# Entries provided:

Start

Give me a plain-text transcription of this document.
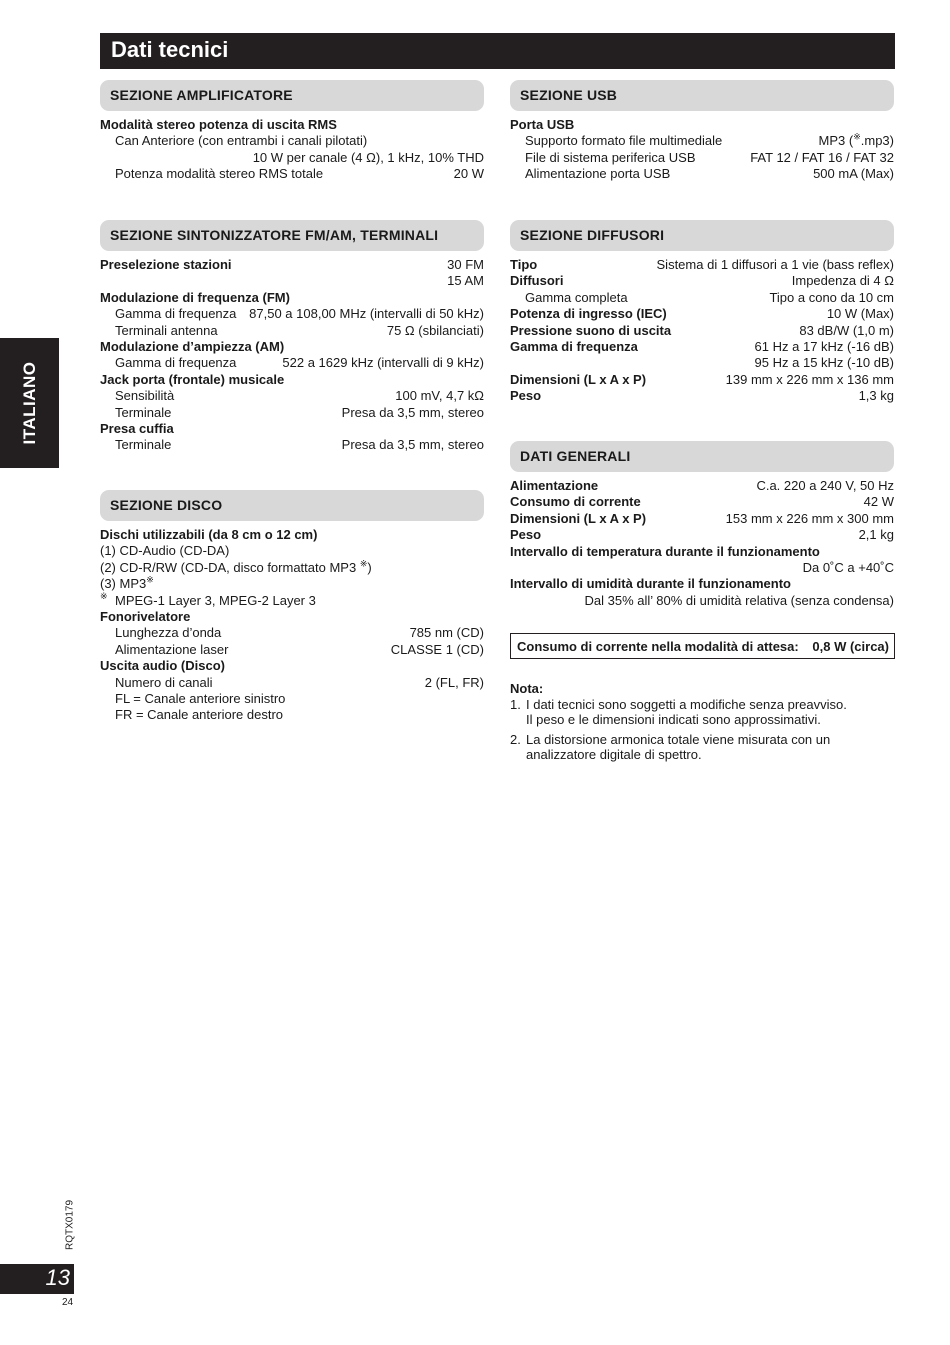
Dati tecnici
ITALIANO
RQTX0179
13
24
SEZIONE AMPLIFICATORE
Modalità stereo potenza di uscita RMS
Can Anteriore (con entrambi i canali pilotati)
10 W per canale (4 Ω), 1 kHz, 10% THD
Potenza modalità stereo RMS totale	20 W
SEZIONE SINTONIZZATORE FM/AM, TERMINALI
Preselezione stazioni	30 FM
15 AM
Modulazione di frequenza (FM)
Gamma di frequenza 87,50 a 108,00 MHz (intervalli di 50 kHz)
Terminali antenna	75 Ω (sbilanciati)
Modulazione d’ampiezza (AM)
Gamma di frequenza	522 a 1629 kHz (intervalli di 9 kHz)
Jack porta (frontale) musicale
Sensibilità	100 mV, 4,7 kΩ
Terminale	Presa da 3,5 mm, stereo
Presa cuffia
Terminale	Presa da 3,5 mm, stereo
SEZIONE DISCO
Dischi utilizzabili (da 8 cm o 12 cm)
(1) CD-Audio (CD-DA)
(2) CD-R/RW (CD-DA, disco formattato MP3 ※)
(3) MP3※
※ MPEG-1 Layer 3, MPEG-2 Layer 3
Fonorivelatore
Lunghezza d’onda	785 nm (CD)
Alimentazione laser	CLASSE 1 (CD)
Uscita audio (Disco)
Numero di canali	2 (FL, FR)
FL = Canale anteriore sinistro
FR = Canale anteriore destro
SEZIONE USB
Porta USB
Supporto formato file multimediale	MP3 (※.mp3)
File di sistema periferica USB	FAT 12 / FAT 16 / FAT 32
Alimentazione porta USB	500 mA (Max)
SEZIONE DIFFUSORI
Tipo	Sistema di 1 diffusori a 1 vie (bass reflex)
Diffusori	Impedenza di 4 Ω
Gamma completa	Tipo a cono da 10 cm
Potenza di ingresso (IEC)	10 W (Max)
Pressione suono di uscita	83 dB/W (1,0 m)
Gamma di frequenza	61 Hz a 17 kHz (-16 dB)
95 Hz a 15 kHz (-10 dB)
Dimensioni (L x A x P)	139 mm x 226 mm x 136 mm
Peso	1,3 kg
DATI GENERALI
Alimentazione	C.a. 220 a 240 V, 50 Hz
Consumo di corrente	42 W
Dimensioni (L x A x P)	153 mm x 226 mm x 300 mm
Peso	2,1 kg
Intervallo di temperatura durante il funzionamento
Da 0˚C a +40˚C
Intervallo di umidità durante il funzionamento
Dal 35% all’ 80% di umidità relativa (senza condensa)
Consumo di corrente nella modalità di attesa: 0,8 W (circa)
Nota:
1. I dati tecnici sono soggetti a modifiche senza preavviso.
Il peso e le dimensioni indicati sono approssimativi.
2. La distorsione armonica totale viene misurata con un
analizzatore digitale di spettro.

End

# What you are asked to do:
Repeat the listing above exactly, with no pictures.

# Response below:
Give me a plain-text transcription of this document.
Dati tecnici
ITALIANO
RQTX0179
13
24
SEZIONE AMPLIFICATORE
Modalità stereo potenza di uscita RMS
Can Anteriore (con entrambi i canali pilotati)
10 W per canale (4 Ω), 1 kHz, 10% THD
Potenza modalità stereo RMS totale	20 W
SEZIONE SINTONIZZATORE FM/AM, TERMINALI
Preselezione stazioni	30 FM
15 AM
Modulazione di frequenza (FM)
Gamma di frequenza 87,50 a 108,00 MHz (intervalli di 50 kHz)
Terminali antenna	75 Ω (sbilanciati)
Modulazione d’ampiezza (AM)
Gamma di frequenza	522 a 1629 kHz (intervalli di 9 kHz)
Jack porta (frontale) musicale
Sensibilità	100 mV, 4,7 kΩ
Terminale	Presa da 3,5 mm, stereo
Presa cuffia
Terminale	Presa da 3,5 mm, stereo
SEZIONE DISCO
Dischi utilizzabili (da 8 cm o 12 cm)
(1) CD-Audio (CD-DA)
(2) CD-R/RW (CD-DA, disco formattato MP3 ※)
(3) MP3※
※ MPEG-1 Layer 3, MPEG-2 Layer 3
Fonorivelatore
Lunghezza d’onda	785 nm (CD)
Alimentazione laser	CLASSE 1 (CD)
Uscita audio (Disco)
Numero di canali	2 (FL, FR)
FL = Canale anteriore sinistro
FR = Canale anteriore destro
SEZIONE USB
Porta USB
Supporto formato file multimediale	MP3 (※.mp3)
File di sistema periferica USB	FAT 12 / FAT 16 / FAT 32
Alimentazione porta USB	500 mA (Max)
SEZIONE DIFFUSORI
Tipo	Sistema di 1 diffusori a 1 vie (bass reflex)
Diffusori	Impedenza di 4 Ω
Gamma completa	Tipo a cono da 10 cm
Potenza di ingresso (IEC)	10 W (Max)
Pressione suono di uscita	83 dB/W (1,0 m)
Gamma di frequenza	61 Hz a 17 kHz (-16 dB)
95 Hz a 15 kHz (-10 dB)
Dimensioni (L x A x P)	139 mm x 226 mm x 136 mm
Peso	1,3 kg
DATI GENERALI
Alimentazione	C.a. 220 a 240 V, 50 Hz
Consumo di corrente	42 W
Dimensioni (L x A x P)	153 mm x 226 mm x 300 mm
Peso	2,1 kg
Intervallo di temperatura durante il funzionamento
Da 0˚C a +40˚C
Intervallo di umidità durante il funzionamento
Dal 35% all’ 80% di umidità relativa (senza condensa)
Consumo di corrente nella modalità di attesa: 0,8 W (circa)
Nota:
1. I dati tecnici sono soggetti a modifiche senza preavviso.
Il peso e le dimensioni indicati sono approssimativi.
2. La distorsione armonica totale viene misurata con un
analizzatore digitale di spettro.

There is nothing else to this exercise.